## start Data shown
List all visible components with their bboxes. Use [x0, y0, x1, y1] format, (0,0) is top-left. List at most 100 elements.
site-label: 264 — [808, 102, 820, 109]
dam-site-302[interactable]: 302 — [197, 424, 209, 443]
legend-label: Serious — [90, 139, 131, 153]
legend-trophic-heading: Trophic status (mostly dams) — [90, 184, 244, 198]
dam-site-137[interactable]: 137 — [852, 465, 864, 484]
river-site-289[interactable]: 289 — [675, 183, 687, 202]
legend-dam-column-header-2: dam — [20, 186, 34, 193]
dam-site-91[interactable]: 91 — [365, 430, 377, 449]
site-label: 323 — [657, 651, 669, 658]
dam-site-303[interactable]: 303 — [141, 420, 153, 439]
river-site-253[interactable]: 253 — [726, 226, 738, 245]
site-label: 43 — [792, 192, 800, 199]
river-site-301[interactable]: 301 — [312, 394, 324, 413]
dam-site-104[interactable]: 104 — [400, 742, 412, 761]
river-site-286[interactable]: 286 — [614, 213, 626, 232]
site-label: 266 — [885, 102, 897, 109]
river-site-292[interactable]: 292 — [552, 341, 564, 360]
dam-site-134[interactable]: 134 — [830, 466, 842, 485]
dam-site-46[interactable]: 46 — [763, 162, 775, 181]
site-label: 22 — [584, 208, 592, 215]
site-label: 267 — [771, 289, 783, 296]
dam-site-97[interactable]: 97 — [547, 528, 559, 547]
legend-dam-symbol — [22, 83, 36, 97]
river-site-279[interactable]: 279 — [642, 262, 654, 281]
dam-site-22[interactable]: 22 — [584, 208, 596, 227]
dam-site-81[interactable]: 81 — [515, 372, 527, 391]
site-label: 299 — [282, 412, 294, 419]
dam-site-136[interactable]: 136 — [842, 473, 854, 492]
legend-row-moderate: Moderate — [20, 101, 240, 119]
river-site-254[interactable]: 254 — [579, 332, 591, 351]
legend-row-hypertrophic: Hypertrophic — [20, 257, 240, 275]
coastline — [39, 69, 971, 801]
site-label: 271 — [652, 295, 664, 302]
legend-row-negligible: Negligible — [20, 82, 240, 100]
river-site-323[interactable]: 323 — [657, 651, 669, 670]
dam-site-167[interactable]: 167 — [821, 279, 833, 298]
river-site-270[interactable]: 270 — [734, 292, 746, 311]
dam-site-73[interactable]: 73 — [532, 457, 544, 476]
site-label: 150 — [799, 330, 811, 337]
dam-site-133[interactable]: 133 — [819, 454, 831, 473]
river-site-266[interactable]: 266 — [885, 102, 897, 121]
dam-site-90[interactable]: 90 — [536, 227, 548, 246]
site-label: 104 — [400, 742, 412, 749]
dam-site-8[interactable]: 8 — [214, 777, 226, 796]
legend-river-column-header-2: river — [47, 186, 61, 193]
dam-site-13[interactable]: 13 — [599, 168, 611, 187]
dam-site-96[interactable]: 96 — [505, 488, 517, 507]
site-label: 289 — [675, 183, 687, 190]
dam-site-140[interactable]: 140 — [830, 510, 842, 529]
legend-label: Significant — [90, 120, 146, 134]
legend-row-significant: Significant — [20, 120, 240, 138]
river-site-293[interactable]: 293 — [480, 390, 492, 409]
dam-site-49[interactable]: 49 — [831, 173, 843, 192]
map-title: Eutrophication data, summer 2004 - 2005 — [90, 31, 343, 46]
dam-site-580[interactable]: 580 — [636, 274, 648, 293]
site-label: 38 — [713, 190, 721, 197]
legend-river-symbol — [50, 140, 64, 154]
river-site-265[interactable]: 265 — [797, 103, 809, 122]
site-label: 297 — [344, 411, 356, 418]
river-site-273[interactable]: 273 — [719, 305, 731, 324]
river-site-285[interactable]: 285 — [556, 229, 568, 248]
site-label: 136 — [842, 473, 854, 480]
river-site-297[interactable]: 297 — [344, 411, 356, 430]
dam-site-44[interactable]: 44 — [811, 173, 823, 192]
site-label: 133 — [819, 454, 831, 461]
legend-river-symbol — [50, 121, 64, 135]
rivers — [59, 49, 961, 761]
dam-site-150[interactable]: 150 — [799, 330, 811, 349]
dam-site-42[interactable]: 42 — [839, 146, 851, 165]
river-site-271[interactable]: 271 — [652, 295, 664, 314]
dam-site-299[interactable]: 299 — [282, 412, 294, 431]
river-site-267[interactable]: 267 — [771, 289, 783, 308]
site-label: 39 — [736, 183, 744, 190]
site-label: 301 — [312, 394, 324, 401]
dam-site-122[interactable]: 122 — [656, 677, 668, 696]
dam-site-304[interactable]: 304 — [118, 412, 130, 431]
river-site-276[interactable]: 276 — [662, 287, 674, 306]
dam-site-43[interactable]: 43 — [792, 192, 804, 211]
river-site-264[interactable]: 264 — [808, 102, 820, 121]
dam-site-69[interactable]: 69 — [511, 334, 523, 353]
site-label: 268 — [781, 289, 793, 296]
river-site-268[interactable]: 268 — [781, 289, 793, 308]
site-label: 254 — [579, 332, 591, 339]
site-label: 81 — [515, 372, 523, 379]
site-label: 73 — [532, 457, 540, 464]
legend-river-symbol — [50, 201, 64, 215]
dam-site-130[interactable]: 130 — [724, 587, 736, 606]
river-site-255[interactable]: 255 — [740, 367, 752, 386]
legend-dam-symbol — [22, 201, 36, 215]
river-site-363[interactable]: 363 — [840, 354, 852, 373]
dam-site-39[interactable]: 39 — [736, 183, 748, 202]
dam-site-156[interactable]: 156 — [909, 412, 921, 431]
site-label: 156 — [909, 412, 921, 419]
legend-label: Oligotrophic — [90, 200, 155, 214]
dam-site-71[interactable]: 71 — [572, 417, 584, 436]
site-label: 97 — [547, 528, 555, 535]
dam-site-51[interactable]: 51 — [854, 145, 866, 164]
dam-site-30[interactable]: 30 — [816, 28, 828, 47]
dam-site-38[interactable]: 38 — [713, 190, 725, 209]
## end Data shown
→ **Problem to solve**: Copy every line of the records above word for word, with no changes.

→ **Result of this exercise**:
List all visible components with their bboxes. Use [x0, y0, x1, y1] format, (0,0) is top-left. List at most 100 elements.
site-label: 264 — [808, 102, 820, 109]
dam-site-302[interactable]: 302 — [197, 424, 209, 443]
legend-label: Serious — [90, 139, 131, 153]
legend-trophic-heading: Trophic status (mostly dams) — [90, 184, 244, 198]
dam-site-137[interactable]: 137 — [852, 465, 864, 484]
river-site-289[interactable]: 289 — [675, 183, 687, 202]
legend-dam-column-header-2: dam — [20, 186, 34, 193]
dam-site-91[interactable]: 91 — [365, 430, 377, 449]
site-label: 323 — [657, 651, 669, 658]
dam-site-303[interactable]: 303 — [141, 420, 153, 439]
river-site-253[interactable]: 253 — [726, 226, 738, 245]
site-label: 43 — [792, 192, 800, 199]
river-site-301[interactable]: 301 — [312, 394, 324, 413]
dam-site-104[interactable]: 104 — [400, 742, 412, 761]
river-site-286[interactable]: 286 — [614, 213, 626, 232]
site-label: 266 — [885, 102, 897, 109]
river-site-292[interactable]: 292 — [552, 341, 564, 360]
dam-site-134[interactable]: 134 — [830, 466, 842, 485]
dam-site-46[interactable]: 46 — [763, 162, 775, 181]
site-label: 22 — [584, 208, 592, 215]
site-label: 267 — [771, 289, 783, 296]
dam-site-97[interactable]: 97 — [547, 528, 559, 547]
legend-dam-symbol — [22, 83, 36, 97]
river-site-279[interactable]: 279 — [642, 262, 654, 281]
dam-site-22[interactable]: 22 — [584, 208, 596, 227]
dam-site-81[interactable]: 81 — [515, 372, 527, 391]
site-label: 299 — [282, 412, 294, 419]
dam-site-136[interactable]: 136 — [842, 473, 854, 492]
legend-row-moderate: Moderate — [20, 101, 240, 119]
river-site-254[interactable]: 254 — [579, 332, 591, 351]
legend-row-hypertrophic: Hypertrophic — [20, 257, 240, 275]
coastline — [39, 69, 971, 801]
site-label: 271 — [652, 295, 664, 302]
legend-row-negligible: Negligible — [20, 82, 240, 100]
river-site-323[interactable]: 323 — [657, 651, 669, 670]
dam-site-167[interactable]: 167 — [821, 279, 833, 298]
river-site-270[interactable]: 270 — [734, 292, 746, 311]
dam-site-73[interactable]: 73 — [532, 457, 544, 476]
site-label: 150 — [799, 330, 811, 337]
dam-site-133[interactable]: 133 — [819, 454, 831, 473]
river-site-266[interactable]: 266 — [885, 102, 897, 121]
dam-site-90[interactable]: 90 — [536, 227, 548, 246]
site-label: 104 — [400, 742, 412, 749]
dam-site-8[interactable]: 8 — [214, 777, 226, 796]
legend-river-column-header-2: river — [47, 186, 61, 193]
dam-site-13[interactable]: 13 — [599, 168, 611, 187]
dam-site-96[interactable]: 96 — [505, 488, 517, 507]
site-label: 289 — [675, 183, 687, 190]
dam-site-140[interactable]: 140 — [830, 510, 842, 529]
legend-label: Significant — [90, 120, 146, 134]
legend-row-significant: Significant — [20, 120, 240, 138]
river-site-293[interactable]: 293 — [480, 390, 492, 409]
dam-site-49[interactable]: 49 — [831, 173, 843, 192]
map-title: Eutrophication data, summer 2004 - 2005 — [90, 31, 343, 46]
dam-site-580[interactable]: 580 — [636, 274, 648, 293]
site-label: 38 — [713, 190, 721, 197]
legend-river-symbol — [50, 140, 64, 154]
river-site-265[interactable]: 265 — [797, 103, 809, 122]
site-label: 297 — [344, 411, 356, 418]
river-site-273[interactable]: 273 — [719, 305, 731, 324]
river-site-285[interactable]: 285 — [556, 229, 568, 248]
site-label: 136 — [842, 473, 854, 480]
river-site-297[interactable]: 297 — [344, 411, 356, 430]
dam-site-44[interactable]: 44 — [811, 173, 823, 192]
site-label: 133 — [819, 454, 831, 461]
legend-river-symbol — [50, 121, 64, 135]
rivers — [59, 49, 961, 761]
dam-site-150[interactable]: 150 — [799, 330, 811, 349]
dam-site-42[interactable]: 42 — [839, 146, 851, 165]
river-site-271[interactable]: 271 — [652, 295, 664, 314]
dam-site-299[interactable]: 299 — [282, 412, 294, 431]
river-site-267[interactable]: 267 — [771, 289, 783, 308]
site-label: 39 — [736, 183, 744, 190]
site-label: 301 — [312, 394, 324, 401]
dam-site-122[interactable]: 122 — [656, 677, 668, 696]
dam-site-304[interactable]: 304 — [118, 412, 130, 431]
river-site-276[interactable]: 276 — [662, 287, 674, 306]
dam-site-43[interactable]: 43 — [792, 192, 804, 211]
river-site-264[interactable]: 264 — [808, 102, 820, 121]
dam-site-69[interactable]: 69 — [511, 334, 523, 353]
site-label: 268 — [781, 289, 793, 296]
river-site-268[interactable]: 268 — [781, 289, 793, 308]
site-label: 254 — [579, 332, 591, 339]
site-label: 81 — [515, 372, 523, 379]
site-label: 73 — [532, 457, 540, 464]
legend-river-symbol — [50, 201, 64, 215]
dam-site-130[interactable]: 130 — [724, 587, 736, 606]
river-site-255[interactable]: 255 — [740, 367, 752, 386]
legend-dam-symbol — [22, 201, 36, 215]
river-site-363[interactable]: 363 — [840, 354, 852, 373]
dam-site-39[interactable]: 39 — [736, 183, 748, 202]
dam-site-156[interactable]: 156 — [909, 412, 921, 431]
site-label: 156 — [909, 412, 921, 419]
legend-label: Oligotrophic — [90, 200, 155, 214]
dam-site-71[interactable]: 71 — [572, 417, 584, 436]
site-label: 97 — [547, 528, 555, 535]
dam-site-51[interactable]: 51 — [854, 145, 866, 164]
dam-site-30[interactable]: 30 — [816, 28, 828, 47]
dam-site-38[interactable]: 38 — [713, 190, 725, 209]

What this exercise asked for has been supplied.